begin

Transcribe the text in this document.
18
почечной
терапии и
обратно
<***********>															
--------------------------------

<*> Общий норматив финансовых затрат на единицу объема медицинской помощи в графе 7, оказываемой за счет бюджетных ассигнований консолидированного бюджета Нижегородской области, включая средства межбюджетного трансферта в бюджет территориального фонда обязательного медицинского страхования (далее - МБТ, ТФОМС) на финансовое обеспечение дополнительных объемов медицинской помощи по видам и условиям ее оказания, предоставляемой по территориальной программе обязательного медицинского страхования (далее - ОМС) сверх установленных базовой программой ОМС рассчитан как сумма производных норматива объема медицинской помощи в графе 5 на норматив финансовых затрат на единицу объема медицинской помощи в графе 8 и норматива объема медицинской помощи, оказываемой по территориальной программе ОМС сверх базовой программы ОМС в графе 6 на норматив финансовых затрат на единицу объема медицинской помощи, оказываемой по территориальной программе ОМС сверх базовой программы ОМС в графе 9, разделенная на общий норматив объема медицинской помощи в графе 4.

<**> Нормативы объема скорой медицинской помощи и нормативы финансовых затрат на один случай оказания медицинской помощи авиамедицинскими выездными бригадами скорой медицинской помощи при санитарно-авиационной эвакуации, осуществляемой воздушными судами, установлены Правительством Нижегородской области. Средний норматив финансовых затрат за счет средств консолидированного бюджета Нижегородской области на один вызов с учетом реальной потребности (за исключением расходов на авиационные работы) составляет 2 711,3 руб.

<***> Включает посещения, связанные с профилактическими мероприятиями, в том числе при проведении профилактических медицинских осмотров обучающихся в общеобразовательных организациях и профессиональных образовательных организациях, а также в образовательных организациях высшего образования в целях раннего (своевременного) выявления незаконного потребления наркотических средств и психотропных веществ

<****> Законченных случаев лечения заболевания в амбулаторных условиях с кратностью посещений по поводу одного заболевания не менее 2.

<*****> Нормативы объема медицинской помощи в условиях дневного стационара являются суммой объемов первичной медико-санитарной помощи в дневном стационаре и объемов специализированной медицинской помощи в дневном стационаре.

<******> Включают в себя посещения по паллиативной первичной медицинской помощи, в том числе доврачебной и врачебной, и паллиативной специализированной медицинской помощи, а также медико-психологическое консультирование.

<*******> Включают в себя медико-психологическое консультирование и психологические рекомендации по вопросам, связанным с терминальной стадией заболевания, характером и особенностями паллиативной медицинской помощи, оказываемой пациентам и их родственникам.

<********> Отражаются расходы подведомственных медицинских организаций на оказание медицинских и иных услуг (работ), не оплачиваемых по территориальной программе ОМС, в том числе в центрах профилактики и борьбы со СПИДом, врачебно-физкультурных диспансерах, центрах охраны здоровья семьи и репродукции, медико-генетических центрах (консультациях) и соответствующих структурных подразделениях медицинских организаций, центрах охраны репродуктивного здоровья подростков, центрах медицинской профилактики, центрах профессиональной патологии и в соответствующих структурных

end

» TASK BRIEF: Search the material above for "программе". Pull out each line where it shows up.

» OUTPUT FOR THIS TASK:
<*> Общий норматив финансовых затрат на единицу объема медицинской помощи в графе 7, оказываемой за счет бюджетных ассигнований консолидированного бюджета Нижегородской области, включая средства межбюджетного трансферта в бюджет территориального фонда обязательного медицинского страхования (далее - МБТ, ТФОМС) на финансовое обеспечение дополнительных объемов медицинской помощи по видам и условиям ее оказания, предоставляемой по территориальной программе обязательного медицинского страхования (далее - ОМС) сверх установленных базовой программой ОМС рассчитан как сумма производных норматива объема медицинской помощи в графе 5 на норматив финансовых затрат на единицу объема медицинской помощи в графе 8 и норматива объема медицинской помощи, оказываемой по территориальной программе ОМС сверх базовой программы ОМС в графе 6 на норматив финансовых затрат на единицу объема медицинской помощи, оказываемой по территориальной программе ОМС сверх базовой программы ОМС в графе 9, разделенная на общий норматив объема медицинской помощи в графе 4.
<********> Отражаются расходы подведомственных медицинских организаций на оказание медицинских и иных услуг (работ), не оплачиваемых по территориальной программе ОМС, в том числе в центрах профилактики и борьбы со СПИДом, врачебно-физкультурных диспансерах, центрах охраны здоровья семьи и репродукции, медико-генетических центрах (консультациях) и соответствующих структурных подразделениях медицинских организаций, центрах охраны репродуктивного здоровья подростков, центрах медицинской профилактики, центрах профессиональной патологии и в соответствующих структурных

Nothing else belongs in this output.